» Stated task:
Only lines holding the word "title" should be copied from the material.

#### Task data ####

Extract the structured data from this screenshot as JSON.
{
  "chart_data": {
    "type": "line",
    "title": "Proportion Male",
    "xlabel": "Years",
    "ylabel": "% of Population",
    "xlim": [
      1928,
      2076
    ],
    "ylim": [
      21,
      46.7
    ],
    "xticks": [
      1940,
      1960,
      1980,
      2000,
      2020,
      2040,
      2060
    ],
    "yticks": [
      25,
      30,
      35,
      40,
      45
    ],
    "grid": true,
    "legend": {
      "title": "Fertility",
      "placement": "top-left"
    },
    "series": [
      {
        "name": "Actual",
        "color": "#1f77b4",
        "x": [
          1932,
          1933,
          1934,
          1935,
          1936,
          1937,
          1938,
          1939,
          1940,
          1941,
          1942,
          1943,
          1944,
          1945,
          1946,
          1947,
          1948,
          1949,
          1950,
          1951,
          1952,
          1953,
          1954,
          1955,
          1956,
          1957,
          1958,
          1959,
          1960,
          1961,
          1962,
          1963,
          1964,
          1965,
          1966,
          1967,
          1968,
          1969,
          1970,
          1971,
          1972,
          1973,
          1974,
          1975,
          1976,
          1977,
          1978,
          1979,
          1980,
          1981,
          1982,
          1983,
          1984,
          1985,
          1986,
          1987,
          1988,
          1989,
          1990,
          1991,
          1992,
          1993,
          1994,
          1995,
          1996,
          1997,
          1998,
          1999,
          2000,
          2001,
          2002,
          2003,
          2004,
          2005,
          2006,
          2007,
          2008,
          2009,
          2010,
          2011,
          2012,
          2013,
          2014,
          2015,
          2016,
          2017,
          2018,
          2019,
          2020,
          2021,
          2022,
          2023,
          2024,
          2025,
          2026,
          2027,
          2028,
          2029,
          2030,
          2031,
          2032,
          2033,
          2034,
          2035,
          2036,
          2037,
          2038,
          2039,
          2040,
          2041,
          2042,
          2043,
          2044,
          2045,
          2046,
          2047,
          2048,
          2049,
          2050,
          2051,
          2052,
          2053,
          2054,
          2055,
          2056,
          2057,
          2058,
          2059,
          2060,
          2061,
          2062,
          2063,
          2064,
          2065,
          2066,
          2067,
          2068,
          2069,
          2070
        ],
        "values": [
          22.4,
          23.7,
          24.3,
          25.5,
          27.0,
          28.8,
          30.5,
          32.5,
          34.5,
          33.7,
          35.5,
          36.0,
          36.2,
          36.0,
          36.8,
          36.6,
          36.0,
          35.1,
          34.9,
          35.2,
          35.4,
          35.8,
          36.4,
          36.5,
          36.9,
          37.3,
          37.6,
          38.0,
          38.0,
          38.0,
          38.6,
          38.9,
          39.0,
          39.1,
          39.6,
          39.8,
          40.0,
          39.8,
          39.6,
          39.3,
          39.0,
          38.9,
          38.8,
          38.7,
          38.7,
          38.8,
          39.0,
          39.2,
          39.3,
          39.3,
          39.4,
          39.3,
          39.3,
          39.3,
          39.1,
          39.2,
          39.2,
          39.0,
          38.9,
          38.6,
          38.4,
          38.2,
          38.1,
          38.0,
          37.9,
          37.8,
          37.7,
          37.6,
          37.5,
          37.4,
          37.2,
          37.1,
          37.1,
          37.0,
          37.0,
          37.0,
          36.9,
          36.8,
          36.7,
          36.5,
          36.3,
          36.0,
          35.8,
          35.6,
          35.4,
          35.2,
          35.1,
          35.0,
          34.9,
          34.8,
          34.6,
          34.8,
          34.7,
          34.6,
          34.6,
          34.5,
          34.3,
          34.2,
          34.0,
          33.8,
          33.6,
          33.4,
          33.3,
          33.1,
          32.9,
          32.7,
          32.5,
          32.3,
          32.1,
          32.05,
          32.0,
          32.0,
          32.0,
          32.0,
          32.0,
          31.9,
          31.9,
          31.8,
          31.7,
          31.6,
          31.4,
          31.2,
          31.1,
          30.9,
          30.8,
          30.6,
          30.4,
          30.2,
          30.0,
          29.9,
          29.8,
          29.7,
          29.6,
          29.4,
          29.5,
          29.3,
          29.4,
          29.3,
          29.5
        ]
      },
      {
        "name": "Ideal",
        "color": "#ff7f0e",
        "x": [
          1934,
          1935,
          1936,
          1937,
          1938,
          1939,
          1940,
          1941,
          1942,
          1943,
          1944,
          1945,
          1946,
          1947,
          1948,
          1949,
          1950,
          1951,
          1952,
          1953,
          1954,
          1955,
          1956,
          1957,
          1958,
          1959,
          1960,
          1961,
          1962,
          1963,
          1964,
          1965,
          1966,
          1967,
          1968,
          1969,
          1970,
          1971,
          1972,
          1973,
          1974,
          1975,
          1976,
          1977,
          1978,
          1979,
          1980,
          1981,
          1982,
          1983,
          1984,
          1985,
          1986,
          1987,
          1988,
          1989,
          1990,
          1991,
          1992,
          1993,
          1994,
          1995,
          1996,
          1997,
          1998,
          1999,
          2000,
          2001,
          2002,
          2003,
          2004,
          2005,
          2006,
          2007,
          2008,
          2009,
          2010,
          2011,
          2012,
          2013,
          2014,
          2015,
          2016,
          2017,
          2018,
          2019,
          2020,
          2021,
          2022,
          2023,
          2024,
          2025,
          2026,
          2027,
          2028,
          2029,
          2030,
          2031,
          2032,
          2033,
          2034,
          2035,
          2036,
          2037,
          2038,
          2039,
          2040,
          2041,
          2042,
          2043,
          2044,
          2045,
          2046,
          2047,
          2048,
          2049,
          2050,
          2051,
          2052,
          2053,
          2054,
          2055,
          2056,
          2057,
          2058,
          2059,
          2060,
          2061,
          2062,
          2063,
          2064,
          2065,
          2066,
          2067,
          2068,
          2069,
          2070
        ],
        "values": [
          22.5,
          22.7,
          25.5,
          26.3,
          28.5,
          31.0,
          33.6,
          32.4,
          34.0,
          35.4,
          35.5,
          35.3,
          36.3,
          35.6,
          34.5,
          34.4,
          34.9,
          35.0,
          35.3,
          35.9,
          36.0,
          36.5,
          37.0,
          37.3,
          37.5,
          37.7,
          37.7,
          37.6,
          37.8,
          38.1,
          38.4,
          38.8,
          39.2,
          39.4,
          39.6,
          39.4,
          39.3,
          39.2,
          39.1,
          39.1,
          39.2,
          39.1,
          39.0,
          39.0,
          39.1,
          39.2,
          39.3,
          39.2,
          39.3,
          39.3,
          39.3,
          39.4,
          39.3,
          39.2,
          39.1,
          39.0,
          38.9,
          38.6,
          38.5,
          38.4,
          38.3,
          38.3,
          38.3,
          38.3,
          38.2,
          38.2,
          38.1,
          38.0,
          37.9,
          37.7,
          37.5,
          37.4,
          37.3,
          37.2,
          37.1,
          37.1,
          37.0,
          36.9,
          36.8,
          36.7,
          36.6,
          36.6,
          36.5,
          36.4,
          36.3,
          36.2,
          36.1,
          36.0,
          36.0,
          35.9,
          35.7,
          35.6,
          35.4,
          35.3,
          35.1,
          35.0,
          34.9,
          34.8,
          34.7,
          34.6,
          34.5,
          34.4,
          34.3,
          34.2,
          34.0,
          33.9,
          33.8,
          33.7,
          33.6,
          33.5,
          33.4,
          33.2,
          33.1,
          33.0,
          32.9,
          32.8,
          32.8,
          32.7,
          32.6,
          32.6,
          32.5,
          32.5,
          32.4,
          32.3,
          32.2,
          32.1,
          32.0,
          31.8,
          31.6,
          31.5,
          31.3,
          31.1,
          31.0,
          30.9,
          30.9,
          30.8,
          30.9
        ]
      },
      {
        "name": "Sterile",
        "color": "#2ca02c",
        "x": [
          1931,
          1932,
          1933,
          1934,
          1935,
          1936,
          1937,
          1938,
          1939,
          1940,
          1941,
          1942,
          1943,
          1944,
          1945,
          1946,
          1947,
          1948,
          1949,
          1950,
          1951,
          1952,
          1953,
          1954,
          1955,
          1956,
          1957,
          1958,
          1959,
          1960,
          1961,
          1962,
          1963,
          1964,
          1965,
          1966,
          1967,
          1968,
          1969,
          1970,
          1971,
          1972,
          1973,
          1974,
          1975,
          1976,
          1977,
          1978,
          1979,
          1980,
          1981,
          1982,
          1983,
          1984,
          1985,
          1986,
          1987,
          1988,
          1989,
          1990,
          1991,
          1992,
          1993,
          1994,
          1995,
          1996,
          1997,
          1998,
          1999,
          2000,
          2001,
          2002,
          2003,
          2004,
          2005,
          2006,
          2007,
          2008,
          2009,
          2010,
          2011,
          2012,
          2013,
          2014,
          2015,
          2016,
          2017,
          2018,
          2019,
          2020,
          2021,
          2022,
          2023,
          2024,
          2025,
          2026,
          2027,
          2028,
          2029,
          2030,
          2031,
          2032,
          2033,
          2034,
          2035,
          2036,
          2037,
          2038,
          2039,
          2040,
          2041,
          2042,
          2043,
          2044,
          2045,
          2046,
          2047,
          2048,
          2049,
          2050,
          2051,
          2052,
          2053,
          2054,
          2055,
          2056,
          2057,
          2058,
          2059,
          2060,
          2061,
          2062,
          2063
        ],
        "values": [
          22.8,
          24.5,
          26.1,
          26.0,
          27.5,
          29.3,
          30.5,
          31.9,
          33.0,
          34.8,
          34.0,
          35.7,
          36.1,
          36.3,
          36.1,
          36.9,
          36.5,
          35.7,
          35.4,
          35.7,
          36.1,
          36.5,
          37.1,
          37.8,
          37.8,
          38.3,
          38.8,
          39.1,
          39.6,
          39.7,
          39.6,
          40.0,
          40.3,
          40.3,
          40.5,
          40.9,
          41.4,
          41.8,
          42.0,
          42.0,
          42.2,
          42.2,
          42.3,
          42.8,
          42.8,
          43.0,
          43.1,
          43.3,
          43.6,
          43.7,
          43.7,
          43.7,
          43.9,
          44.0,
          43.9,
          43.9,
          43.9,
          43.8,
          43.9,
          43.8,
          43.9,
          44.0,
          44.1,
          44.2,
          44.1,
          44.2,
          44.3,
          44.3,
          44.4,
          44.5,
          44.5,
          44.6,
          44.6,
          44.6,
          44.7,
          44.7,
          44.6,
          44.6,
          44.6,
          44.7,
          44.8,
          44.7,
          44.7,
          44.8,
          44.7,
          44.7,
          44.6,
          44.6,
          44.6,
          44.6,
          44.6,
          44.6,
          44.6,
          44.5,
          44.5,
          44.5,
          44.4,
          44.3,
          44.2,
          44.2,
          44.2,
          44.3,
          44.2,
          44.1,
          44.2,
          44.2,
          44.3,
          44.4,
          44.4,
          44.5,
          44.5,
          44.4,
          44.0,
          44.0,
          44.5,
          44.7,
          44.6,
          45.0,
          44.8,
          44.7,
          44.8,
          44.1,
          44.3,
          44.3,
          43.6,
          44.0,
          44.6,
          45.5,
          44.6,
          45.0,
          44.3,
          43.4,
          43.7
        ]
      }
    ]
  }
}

####

» Exercise solution:
    "title": "Proportion Male",
      "title": "Fertility",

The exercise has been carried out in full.